Figure dataset records
+++++

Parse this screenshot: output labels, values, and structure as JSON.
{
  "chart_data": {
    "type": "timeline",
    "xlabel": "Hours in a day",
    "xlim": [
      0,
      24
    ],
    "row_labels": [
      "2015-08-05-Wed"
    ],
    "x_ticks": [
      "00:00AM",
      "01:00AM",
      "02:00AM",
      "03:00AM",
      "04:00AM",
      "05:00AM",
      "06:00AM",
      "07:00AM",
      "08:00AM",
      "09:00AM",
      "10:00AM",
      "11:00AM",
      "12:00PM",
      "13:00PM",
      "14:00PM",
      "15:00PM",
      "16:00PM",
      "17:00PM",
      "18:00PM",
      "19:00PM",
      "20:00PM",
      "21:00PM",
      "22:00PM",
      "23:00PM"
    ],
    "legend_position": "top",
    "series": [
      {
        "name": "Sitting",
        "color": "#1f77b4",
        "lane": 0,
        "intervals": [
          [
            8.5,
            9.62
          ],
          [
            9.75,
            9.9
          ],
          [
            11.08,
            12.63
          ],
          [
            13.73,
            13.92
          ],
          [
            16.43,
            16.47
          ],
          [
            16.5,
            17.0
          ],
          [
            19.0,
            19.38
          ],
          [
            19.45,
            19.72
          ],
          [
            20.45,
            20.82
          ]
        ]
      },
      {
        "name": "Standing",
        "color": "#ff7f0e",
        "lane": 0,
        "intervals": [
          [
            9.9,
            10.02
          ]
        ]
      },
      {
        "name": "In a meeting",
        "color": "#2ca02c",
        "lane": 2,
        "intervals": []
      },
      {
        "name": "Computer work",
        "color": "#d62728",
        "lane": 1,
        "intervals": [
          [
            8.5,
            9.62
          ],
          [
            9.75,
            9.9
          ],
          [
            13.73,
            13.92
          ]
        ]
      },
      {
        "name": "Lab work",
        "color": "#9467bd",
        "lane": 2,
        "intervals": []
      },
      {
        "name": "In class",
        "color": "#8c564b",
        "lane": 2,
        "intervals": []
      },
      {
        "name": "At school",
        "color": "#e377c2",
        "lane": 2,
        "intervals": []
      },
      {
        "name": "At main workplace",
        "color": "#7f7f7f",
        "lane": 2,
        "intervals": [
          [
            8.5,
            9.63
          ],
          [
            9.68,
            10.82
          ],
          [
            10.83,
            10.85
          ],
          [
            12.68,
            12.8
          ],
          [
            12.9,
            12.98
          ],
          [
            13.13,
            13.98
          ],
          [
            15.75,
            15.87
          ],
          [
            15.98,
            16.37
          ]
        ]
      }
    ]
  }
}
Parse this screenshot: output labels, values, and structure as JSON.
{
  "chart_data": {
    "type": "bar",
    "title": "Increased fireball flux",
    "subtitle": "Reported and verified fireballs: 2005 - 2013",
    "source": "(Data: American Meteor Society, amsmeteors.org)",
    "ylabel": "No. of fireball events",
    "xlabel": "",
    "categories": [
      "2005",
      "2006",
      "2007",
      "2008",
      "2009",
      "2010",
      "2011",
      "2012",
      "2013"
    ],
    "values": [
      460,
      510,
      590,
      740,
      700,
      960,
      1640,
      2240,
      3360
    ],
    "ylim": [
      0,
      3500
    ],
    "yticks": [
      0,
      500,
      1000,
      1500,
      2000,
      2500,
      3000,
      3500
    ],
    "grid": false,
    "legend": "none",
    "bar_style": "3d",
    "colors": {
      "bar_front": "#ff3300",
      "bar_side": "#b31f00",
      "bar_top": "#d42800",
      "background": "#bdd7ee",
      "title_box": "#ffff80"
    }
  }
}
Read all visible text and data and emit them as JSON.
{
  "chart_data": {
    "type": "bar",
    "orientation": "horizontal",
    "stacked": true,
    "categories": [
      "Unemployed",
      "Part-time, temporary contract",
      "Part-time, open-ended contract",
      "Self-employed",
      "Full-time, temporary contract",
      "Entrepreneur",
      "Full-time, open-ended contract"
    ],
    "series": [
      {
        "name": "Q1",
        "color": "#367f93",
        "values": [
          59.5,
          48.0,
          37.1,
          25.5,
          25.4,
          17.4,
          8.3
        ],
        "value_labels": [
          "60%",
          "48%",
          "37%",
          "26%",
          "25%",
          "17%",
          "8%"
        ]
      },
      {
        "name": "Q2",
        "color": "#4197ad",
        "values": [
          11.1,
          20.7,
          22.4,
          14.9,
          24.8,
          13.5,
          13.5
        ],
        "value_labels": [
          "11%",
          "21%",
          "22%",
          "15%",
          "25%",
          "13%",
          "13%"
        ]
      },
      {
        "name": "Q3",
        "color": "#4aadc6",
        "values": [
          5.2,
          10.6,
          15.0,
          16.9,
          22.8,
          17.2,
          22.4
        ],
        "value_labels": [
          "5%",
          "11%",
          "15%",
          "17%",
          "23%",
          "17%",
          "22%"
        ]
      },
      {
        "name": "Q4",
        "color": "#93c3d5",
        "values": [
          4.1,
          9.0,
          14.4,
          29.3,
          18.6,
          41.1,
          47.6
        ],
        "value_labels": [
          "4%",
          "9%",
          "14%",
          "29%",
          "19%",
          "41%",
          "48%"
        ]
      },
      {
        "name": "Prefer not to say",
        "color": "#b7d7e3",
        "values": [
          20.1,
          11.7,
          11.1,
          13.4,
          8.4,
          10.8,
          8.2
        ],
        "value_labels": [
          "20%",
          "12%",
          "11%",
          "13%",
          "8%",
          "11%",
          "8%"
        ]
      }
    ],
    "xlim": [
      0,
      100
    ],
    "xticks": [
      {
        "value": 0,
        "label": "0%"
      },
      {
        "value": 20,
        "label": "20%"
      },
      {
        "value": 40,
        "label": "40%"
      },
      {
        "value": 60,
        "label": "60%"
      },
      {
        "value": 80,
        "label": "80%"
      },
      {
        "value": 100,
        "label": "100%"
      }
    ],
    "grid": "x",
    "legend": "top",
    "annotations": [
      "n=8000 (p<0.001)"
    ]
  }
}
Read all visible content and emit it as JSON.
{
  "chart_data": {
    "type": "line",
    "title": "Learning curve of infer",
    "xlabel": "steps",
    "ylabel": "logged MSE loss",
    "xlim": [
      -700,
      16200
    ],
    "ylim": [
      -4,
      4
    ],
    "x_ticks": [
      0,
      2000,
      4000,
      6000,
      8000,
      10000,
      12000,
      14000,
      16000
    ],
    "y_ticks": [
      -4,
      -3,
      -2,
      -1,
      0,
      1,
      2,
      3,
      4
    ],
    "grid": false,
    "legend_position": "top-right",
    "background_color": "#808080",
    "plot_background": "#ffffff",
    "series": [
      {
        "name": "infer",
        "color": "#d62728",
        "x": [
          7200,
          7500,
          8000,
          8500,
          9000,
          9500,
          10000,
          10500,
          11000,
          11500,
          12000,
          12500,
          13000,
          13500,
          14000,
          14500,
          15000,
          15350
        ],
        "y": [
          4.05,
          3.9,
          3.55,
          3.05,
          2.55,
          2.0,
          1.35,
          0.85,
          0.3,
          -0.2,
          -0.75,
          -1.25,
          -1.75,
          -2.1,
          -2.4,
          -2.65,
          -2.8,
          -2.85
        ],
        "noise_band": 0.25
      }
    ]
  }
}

+++++

**SET PROBLEM:**
Copy out every line from the records that has the word "ylabel".

**THE COMPLETED TASK:**
    "ylabel": "No. of fireball events",
    "ylabel": "logged MSE loss",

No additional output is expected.